Data records:
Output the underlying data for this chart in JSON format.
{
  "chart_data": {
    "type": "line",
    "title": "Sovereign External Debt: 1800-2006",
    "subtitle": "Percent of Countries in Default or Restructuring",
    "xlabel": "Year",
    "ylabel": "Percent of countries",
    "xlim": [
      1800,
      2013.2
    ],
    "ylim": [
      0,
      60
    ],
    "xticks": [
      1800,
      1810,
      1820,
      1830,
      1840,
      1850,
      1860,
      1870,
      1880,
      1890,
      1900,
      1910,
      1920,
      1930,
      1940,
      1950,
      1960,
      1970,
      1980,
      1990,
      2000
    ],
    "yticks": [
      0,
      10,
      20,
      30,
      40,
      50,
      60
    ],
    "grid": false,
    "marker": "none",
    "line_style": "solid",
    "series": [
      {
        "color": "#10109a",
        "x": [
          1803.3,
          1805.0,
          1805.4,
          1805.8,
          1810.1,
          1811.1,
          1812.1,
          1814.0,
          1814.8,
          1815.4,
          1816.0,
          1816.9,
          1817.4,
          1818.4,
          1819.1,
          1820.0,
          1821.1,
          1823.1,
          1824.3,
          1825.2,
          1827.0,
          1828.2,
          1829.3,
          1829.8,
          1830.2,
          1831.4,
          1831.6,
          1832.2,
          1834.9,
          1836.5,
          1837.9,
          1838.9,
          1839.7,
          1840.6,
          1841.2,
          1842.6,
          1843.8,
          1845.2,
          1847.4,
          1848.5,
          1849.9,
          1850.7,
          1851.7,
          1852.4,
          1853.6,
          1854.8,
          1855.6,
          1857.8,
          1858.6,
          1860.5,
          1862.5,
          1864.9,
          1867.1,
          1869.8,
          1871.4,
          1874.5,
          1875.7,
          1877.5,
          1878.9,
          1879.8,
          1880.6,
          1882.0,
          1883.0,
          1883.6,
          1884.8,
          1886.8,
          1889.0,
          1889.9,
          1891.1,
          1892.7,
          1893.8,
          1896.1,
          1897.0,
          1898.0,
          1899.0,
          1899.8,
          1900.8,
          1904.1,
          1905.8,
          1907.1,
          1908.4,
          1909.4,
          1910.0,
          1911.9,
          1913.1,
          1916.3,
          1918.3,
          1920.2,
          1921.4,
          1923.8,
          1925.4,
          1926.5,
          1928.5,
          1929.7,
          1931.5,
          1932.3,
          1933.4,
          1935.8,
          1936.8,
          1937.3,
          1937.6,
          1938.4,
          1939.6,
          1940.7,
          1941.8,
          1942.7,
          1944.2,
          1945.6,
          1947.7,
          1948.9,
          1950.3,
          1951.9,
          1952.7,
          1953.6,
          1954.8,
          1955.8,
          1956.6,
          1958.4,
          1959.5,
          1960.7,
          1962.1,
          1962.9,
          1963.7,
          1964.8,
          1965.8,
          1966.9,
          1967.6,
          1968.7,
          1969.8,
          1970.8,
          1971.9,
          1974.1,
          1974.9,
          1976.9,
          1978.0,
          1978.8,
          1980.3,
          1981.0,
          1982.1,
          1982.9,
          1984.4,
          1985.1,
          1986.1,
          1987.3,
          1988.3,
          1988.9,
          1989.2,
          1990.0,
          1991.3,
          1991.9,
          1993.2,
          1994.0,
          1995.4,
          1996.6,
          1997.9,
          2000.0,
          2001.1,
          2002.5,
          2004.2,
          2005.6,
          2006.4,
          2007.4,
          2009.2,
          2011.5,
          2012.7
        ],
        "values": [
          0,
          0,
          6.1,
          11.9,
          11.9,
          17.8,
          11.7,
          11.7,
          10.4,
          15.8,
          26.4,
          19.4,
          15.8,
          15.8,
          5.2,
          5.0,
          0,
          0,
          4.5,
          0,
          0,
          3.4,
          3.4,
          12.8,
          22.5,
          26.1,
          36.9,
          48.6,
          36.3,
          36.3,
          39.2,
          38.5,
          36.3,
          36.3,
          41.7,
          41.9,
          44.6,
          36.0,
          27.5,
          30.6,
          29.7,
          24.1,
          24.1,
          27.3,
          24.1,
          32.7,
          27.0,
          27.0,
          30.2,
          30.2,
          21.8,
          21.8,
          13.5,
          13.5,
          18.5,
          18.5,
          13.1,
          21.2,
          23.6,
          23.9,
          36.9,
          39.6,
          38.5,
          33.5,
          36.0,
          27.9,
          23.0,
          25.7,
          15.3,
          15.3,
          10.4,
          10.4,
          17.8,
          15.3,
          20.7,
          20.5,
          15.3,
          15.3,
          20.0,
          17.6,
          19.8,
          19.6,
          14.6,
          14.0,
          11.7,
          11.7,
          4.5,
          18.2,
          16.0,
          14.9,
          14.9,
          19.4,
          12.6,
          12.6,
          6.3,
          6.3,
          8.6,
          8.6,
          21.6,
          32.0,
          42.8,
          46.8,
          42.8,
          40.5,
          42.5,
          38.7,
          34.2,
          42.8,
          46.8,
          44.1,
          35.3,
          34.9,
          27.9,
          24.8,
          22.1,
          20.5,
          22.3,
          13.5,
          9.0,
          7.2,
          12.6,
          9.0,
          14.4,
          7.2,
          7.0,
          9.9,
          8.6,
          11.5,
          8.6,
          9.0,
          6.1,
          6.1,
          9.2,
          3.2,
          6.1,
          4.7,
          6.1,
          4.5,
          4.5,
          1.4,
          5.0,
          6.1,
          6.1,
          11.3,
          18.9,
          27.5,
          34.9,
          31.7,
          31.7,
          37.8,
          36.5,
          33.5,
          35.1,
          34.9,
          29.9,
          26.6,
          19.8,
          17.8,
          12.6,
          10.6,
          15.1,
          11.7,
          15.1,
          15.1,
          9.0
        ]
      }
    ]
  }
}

Given request:
Write out every record, exactly as written.

Answer to this task:
Output the underlying data for this chart in JSON format.
{
  "chart_data": {
    "type": "line",
    "title": "Sovereign External Debt: 1800-2006",
    "subtitle": "Percent of Countries in Default or Restructuring",
    "xlabel": "Year",
    "ylabel": "Percent of countries",
    "xlim": [
      1800,
      2013.2
    ],
    "ylim": [
      0,
      60
    ],
    "xticks": [
      1800,
      1810,
      1820,
      1830,
      1840,
      1850,
      1860,
      1870,
      1880,
      1890,
      1900,
      1910,
      1920,
      1930,
      1940,
      1950,
      1960,
      1970,
      1980,
      1990,
      2000
    ],
    "yticks": [
      0,
      10,
      20,
      30,
      40,
      50,
      60
    ],
    "grid": false,
    "marker": "none",
    "line_style": "solid",
    "series": [
      {
        "color": "#10109a",
        "x": [
          1803.3,
          1805.0,
          1805.4,
          1805.8,
          1810.1,
          1811.1,
          1812.1,
          1814.0,
          1814.8,
          1815.4,
          1816.0,
          1816.9,
          1817.4,
          1818.4,
          1819.1,
          1820.0,
          1821.1,
          1823.1,
          1824.3,
          1825.2,
          1827.0,
          1828.2,
          1829.3,
          1829.8,
          1830.2,
          1831.4,
          1831.6,
          1832.2,
          1834.9,
          1836.5,
          1837.9,
          1838.9,
          1839.7,
          1840.6,
          1841.2,
          1842.6,
          1843.8,
          1845.2,
          1847.4,
          1848.5,
          1849.9,
          1850.7,
          1851.7,
          1852.4,
          1853.6,
          1854.8,
          1855.6,
          1857.8,
          1858.6,
          1860.5,
          1862.5,
          1864.9,
          1867.1,
          1869.8,
          1871.4,
          1874.5,
          1875.7,
          1877.5,
          1878.9,
          1879.8,
          1880.6,
          1882.0,
          1883.0,
          1883.6,
          1884.8,
          1886.8,
          1889.0,
          1889.9,
          1891.1,
          1892.7,
          1893.8,
          1896.1,
          1897.0,
          1898.0,
          1899.0,
          1899.8,
          1900.8,
          1904.1,
          1905.8,
          1907.1,
          1908.4,
          1909.4,
          1910.0,
          1911.9,
          1913.1,
          1916.3,
          1918.3,
          1920.2,
          1921.4,
          1923.8,
          1925.4,
          1926.5,
          1928.5,
          1929.7,
          1931.5,
          1932.3,
          1933.4,
          1935.8,
          1936.8,
          1937.3,
          1937.6,
          1938.4,
          1939.6,
          1940.7,
          1941.8,
          1942.7,
          1944.2,
          1945.6,
          1947.7,
          1948.9,
          1950.3,
          1951.9,
          1952.7,
          1953.6,
          1954.8,
          1955.8,
          1956.6,
          1958.4,
          1959.5,
          1960.7,
          1962.1,
          1962.9,
          1963.7,
          1964.8,
          1965.8,
          1966.9,
          1967.6,
          1968.7,
          1969.8,
          1970.8,
          1971.9,
          1974.1,
          1974.9,
          1976.9,
          1978.0,
          1978.8,
          1980.3,
          1981.0,
          1982.1,
          1982.9,
          1984.4,
          1985.1,
          1986.1,
          1987.3,
          1988.3,
          1988.9,
          1989.2,
          1990.0,
          1991.3,
          1991.9,
          1993.2,
          1994.0,
          1995.4,
          1996.6,
          1997.9,
          2000.0,
          2001.1,
          2002.5,
          2004.2,
          2005.6,
          2006.4,
          2007.4,
          2009.2,
          2011.5,
          2012.7
        ],
        "values": [
          0,
          0,
          6.1,
          11.9,
          11.9,
          17.8,
          11.7,
          11.7,
          10.4,
          15.8,
          26.4,
          19.4,
          15.8,
          15.8,
          5.2,
          5.0,
          0,
          0,
          4.5,
          0,
          0,
          3.4,
          3.4,
          12.8,
          22.5,
          26.1,
          36.9,
          48.6,
          36.3,
          36.3,
          39.2,
          38.5,
          36.3,
          36.3,
          41.7,
          41.9,
          44.6,
          36.0,
          27.5,
          30.6,
          29.7,
          24.1,
          24.1,
          27.3,
          24.1,
          32.7,
          27.0,
          27.0,
          30.2,
          30.2,
          21.8,
          21.8,
          13.5,
          13.5,
          18.5,
          18.5,
          13.1,
          21.2,
          23.6,
          23.9,
          36.9,
          39.6,
          38.5,
          33.5,
          36.0,
          27.9,
          23.0,
          25.7,
          15.3,
          15.3,
          10.4,
          10.4,
          17.8,
          15.3,
          20.7,
          20.5,
          15.3,
          15.3,
          20.0,
          17.6,
          19.8,
          19.6,
          14.6,
          14.0,
          11.7,
          11.7,
          4.5,
          18.2,
          16.0,
          14.9,
          14.9,
          19.4,
          12.6,
          12.6,
          6.3,
          6.3,
          8.6,
          8.6,
          21.6,
          32.0,
          42.8,
          46.8,
          42.8,
          40.5,
          42.5,
          38.7,
          34.2,
          42.8,
          46.8,
          44.1,
          35.3,
          34.9,
          27.9,
          24.8,
          22.1,
          20.5,
          22.3,
          13.5,
          9.0,
          7.2,
          12.6,
          9.0,
          14.4,
          7.2,
          7.0,
          9.9,
          8.6,
          11.5,
          8.6,
          9.0,
          6.1,
          6.1,
          9.2,
          3.2,
          6.1,
          4.7,
          6.1,
          4.5,
          4.5,
          1.4,
          5.0,
          6.1,
          6.1,
          11.3,
          18.9,
          27.5,
          34.9,
          31.7,
          31.7,
          37.8,
          36.5,
          33.5,
          35.1,
          34.9,
          29.9,
          26.6,
          19.8,
          17.8,
          12.6,
          10.6,
          15.1,
          11.7,
          15.1,
          15.1,
          9.0
        ]
      }
    ]
  }
}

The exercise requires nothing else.